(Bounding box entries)
========
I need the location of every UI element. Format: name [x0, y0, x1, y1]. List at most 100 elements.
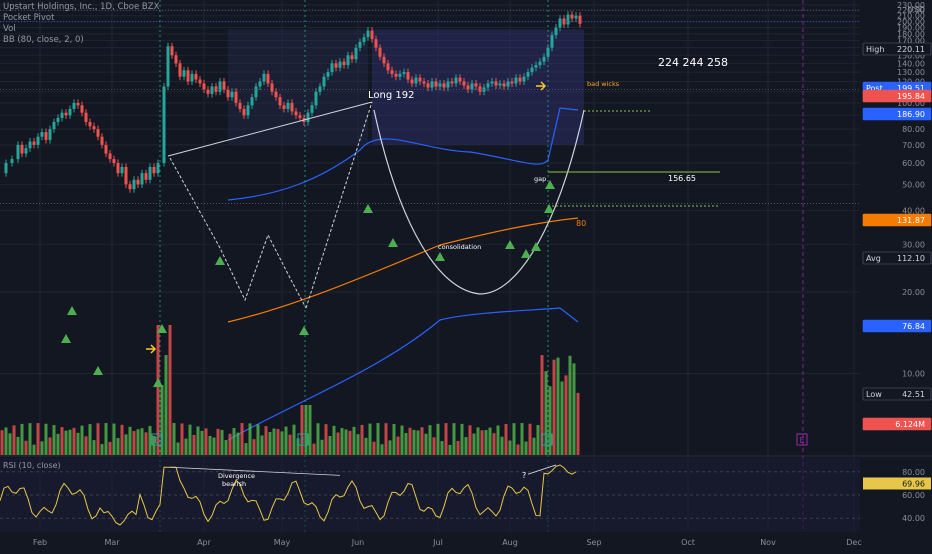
- candle-body: [394, 73, 398, 77]
- candle-body: [286, 102, 290, 109]
- indicator-bb[interactable]: BB (80, close, 2, 0): [3, 35, 159, 46]
- candle-body: [266, 73, 270, 84]
- volume-bar: [28, 423, 32, 455]
- candle-body: [518, 77, 522, 82]
- candle-body: [152, 166, 156, 174]
- volume-bar: [424, 433, 428, 455]
- volume-bar: [128, 426, 132, 455]
- candle-body: [538, 61, 542, 66]
- symbol-title[interactable]: Upstart Holdings, Inc., 1D, Cboe BZX: [3, 2, 159, 13]
- candle-body: [202, 83, 206, 90]
- price-label-value: 186.90: [897, 110, 925, 119]
- volume-bar: [176, 442, 180, 455]
- candle-body: [534, 65, 538, 68]
- earnings-marker-text: E: [544, 436, 549, 445]
- volume-bar: [272, 428, 276, 455]
- volume-bar: [280, 431, 284, 455]
- volume-bar: [476, 427, 480, 455]
- volume-bar: [76, 432, 80, 455]
- volume-bar: [244, 443, 248, 455]
- volume-bar: [360, 424, 364, 455]
- annotation-bad-wicks: bad wicks: [587, 80, 620, 88]
- candle-body: [174, 55, 178, 64]
- volume-bar: [556, 357, 560, 455]
- volume-bar: [436, 423, 440, 455]
- indicator-vol[interactable]: Vol: [3, 24, 159, 35]
- volume-bar: [404, 433, 408, 455]
- volume-bar: [64, 430, 68, 455]
- price-tick-label: 140.00: [897, 59, 925, 68]
- volume-bar: [216, 428, 220, 455]
- volume-bar: [496, 425, 500, 455]
- candle-body: [20, 144, 24, 154]
- candle-body: [124, 166, 128, 185]
- candle-body: [72, 102, 76, 109]
- candle-body: [274, 91, 278, 98]
- volume-bar: [80, 425, 84, 455]
- candle-body: [430, 81, 434, 88]
- volume-bar: [524, 441, 528, 455]
- volume-bar: [520, 423, 524, 455]
- volume-bar: [560, 381, 564, 455]
- annotation-targets: 224 244 258: [658, 56, 728, 69]
- candle-body: [96, 129, 100, 137]
- volume-bar: [232, 428, 236, 455]
- volume-bar: [500, 436, 504, 455]
- candle-body: [162, 86, 166, 163]
- chart-svg[interactable]: 10.00 20.00 30.00 40.00 50.00 60.00 70.00 80.00…: [0, 0, 932, 550]
- volume-bar: [312, 443, 316, 455]
- volume-bar: [112, 423, 116, 455]
- candle-body: [470, 83, 474, 90]
- volume-bar: [24, 440, 28, 455]
- candle-body: [414, 77, 418, 84]
- price-label-value: 42.51: [902, 390, 925, 399]
- candle-body: [474, 83, 478, 87]
- candle-body: [44, 132, 48, 140]
- candle-body: [56, 117, 60, 123]
- volume-bar: [304, 405, 308, 455]
- volume-bar: [200, 430, 204, 455]
- volume-bar: [372, 441, 376, 455]
- candle-body: [578, 15, 582, 24]
- rsi-label: RSI (10, close): [3, 461, 61, 470]
- candle-body: [462, 81, 466, 86]
- volume-bar: [428, 425, 432, 455]
- volume-bar: [48, 437, 52, 455]
- volume-bar: [300, 405, 304, 455]
- price-label-value: 112.10: [897, 254, 925, 263]
- volume-bar: [264, 426, 268, 455]
- candle-body: [502, 83, 506, 87]
- month-tick-label: Feb: [33, 538, 47, 547]
- candle-body: [36, 136, 40, 145]
- volume-bar: [208, 435, 212, 455]
- candle-body: [510, 81, 514, 84]
- candle-body: [270, 83, 274, 92]
- volume-bar: [164, 355, 168, 455]
- candle-body: [68, 108, 72, 116]
- candle-body: [226, 89, 230, 98]
- candle-body: [370, 30, 374, 40]
- candle-body: [80, 105, 84, 113]
- candle-body: [494, 81, 498, 86]
- price-label-name: Avg: [866, 254, 881, 263]
- candle-body: [16, 144, 20, 160]
- volume-bar: [332, 425, 336, 455]
- candle-body: [140, 173, 144, 185]
- volume-bar: [408, 427, 412, 455]
- month-tick-label: Mar: [104, 538, 120, 547]
- candle-body: [10, 159, 14, 163]
- volume-bar: [512, 423, 516, 455]
- candle-body: [170, 46, 174, 56]
- volume-bar: [392, 424, 396, 455]
- earnings-marker-text: E: [799, 436, 804, 445]
- candle-body: [438, 83, 442, 87]
- volume-bar: [276, 429, 280, 455]
- candle-body: [342, 61, 346, 66]
- candle-body: [246, 105, 250, 116]
- volume-bar: [344, 429, 348, 455]
- indicator-pocket-pivot[interactable]: Pocket Pivot: [3, 13, 159, 24]
- annotation-level: 156.65: [668, 174, 696, 183]
- price-label-value: 195.84: [897, 92, 925, 101]
- volume-bar: [188, 424, 192, 455]
- volume-bar: [532, 437, 536, 455]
========
• [WORK REQUIRED] Copy out all of the lines above, word for word, with the pictures omitted.

• [WORKED SOLUTION]
I need the location of every UI element. Format: name [x0, y0, x1, y1]. List at most 100 elements.
- candle-body: [394, 73, 398, 77]
- candle-body: [286, 102, 290, 109]
- indicator-bb[interactable]: BB (80, close, 2, 0): [3, 35, 159, 46]
- candle-body: [266, 73, 270, 84]
- volume-bar: [28, 423, 32, 455]
- candle-body: [518, 77, 522, 82]
- candle-body: [152, 166, 156, 174]
- volume-bar: [424, 433, 428, 455]
- volume-bar: [128, 426, 132, 455]
- candle-body: [538, 61, 542, 66]
- symbol-title[interactable]: Upstart Holdings, Inc., 1D, Cboe BZX: [3, 2, 159, 13]
- candle-body: [202, 83, 206, 90]
- price-label-value: 186.90: [897, 110, 925, 119]
- volume-bar: [176, 442, 180, 455]
- candle-body: [534, 65, 538, 68]
- earnings-marker-text: E: [544, 436, 549, 445]
- volume-bar: [272, 428, 276, 455]
- volume-bar: [280, 431, 284, 455]
- volume-bar: [476, 427, 480, 455]
- volume-bar: [76, 432, 80, 455]
- volume-bar: [244, 443, 248, 455]
- volume-bar: [360, 424, 364, 455]
- annotation-bad-wicks: bad wicks: [587, 80, 620, 88]
- candle-body: [174, 55, 178, 64]
- volume-bar: [556, 357, 560, 455]
- volume-bar: [436, 423, 440, 455]
- indicator-vol[interactable]: Vol: [3, 24, 159, 35]
- volume-bar: [404, 433, 408, 455]
- volume-bar: [64, 430, 68, 455]
- price-tick-label: 140.00: [897, 59, 925, 68]
- volume-bar: [216, 428, 220, 455]
- volume-bar: [496, 425, 500, 455]
- candle-body: [20, 144, 24, 154]
- candle-body: [124, 166, 128, 185]
- candle-body: [72, 102, 76, 109]
- candle-body: [274, 91, 278, 98]
- volume-bar: [80, 425, 84, 455]
- candle-body: [430, 81, 434, 88]
- volume-bar: [524, 441, 528, 455]
- volume-bar: [520, 423, 524, 455]
- volume-bar: [560, 381, 564, 455]
- annotation-targets: 224 244 258: [658, 56, 728, 69]
- candle-body: [96, 129, 100, 137]
- volume-bar: [232, 428, 236, 455]
- volume-bar: [500, 436, 504, 455]
- candle-body: [162, 86, 166, 163]
- chart-svg[interactable]: 10.00 20.00 30.00 40.00 50.00 60.00 70.00 80.00…: [0, 0, 932, 550]
- volume-bar: [312, 443, 316, 455]
- volume-bar: [112, 423, 116, 455]
- candle-body: [470, 83, 474, 90]
- volume-bar: [24, 440, 28, 455]
- candle-body: [414, 77, 418, 84]
- price-label-value: 42.51: [902, 390, 925, 399]
- candle-body: [474, 83, 478, 87]
- candle-body: [44, 132, 48, 140]
- candle-body: [56, 117, 60, 123]
- volume-bar: [304, 405, 308, 455]
- volume-bar: [200, 430, 204, 455]
- volume-bar: [372, 441, 376, 455]
- candle-body: [578, 15, 582, 24]
- rsi-label: RSI (10, close): [3, 461, 61, 470]
- candle-body: [462, 81, 466, 86]
- volume-bar: [428, 425, 432, 455]
- volume-bar: [48, 437, 52, 455]
- volume-bar: [300, 405, 304, 455]
- price-label-value: 112.10: [897, 254, 925, 263]
- volume-bar: [264, 426, 268, 455]
- candle-body: [502, 83, 506, 87]
- month-tick-label: Feb: [33, 538, 47, 547]
- candle-body: [36, 136, 40, 145]
- volume-bar: [208, 435, 212, 455]
- candle-body: [510, 81, 514, 84]
- candle-body: [270, 83, 274, 92]
- volume-bar: [164, 355, 168, 455]
- candle-body: [68, 108, 72, 116]
- candle-body: [226, 89, 230, 98]
- candle-body: [370, 30, 374, 40]
- candle-body: [80, 105, 84, 113]
- candle-body: [494, 81, 498, 86]
- price-label-name: Avg: [866, 254, 881, 263]
- candle-body: [16, 144, 20, 160]
- volume-bar: [332, 425, 336, 455]
- candle-body: [140, 173, 144, 185]
- volume-bar: [408, 427, 412, 455]
- month-tick-label: Mar: [104, 538, 120, 547]
- candle-body: [10, 159, 14, 163]
- volume-bar: [512, 423, 516, 455]
- candle-body: [170, 46, 174, 56]
- volume-bar: [392, 424, 396, 455]
- earnings-marker-text: E: [799, 436, 804, 445]
- candle-body: [438, 83, 442, 87]
- volume-bar: [276, 429, 280, 455]
- candle-body: [342, 61, 346, 66]
- candle-body: [246, 105, 250, 116]
- volume-bar: [344, 429, 348, 455]
- indicator-pocket-pivot[interactable]: Pocket Pivot: [3, 13, 159, 24]
- annotation-level: 156.65: [668, 174, 696, 183]
- price-label-value: 195.84: [897, 92, 925, 101]
- volume-bar: [188, 424, 192, 455]
- volume-bar: [532, 437, 536, 455]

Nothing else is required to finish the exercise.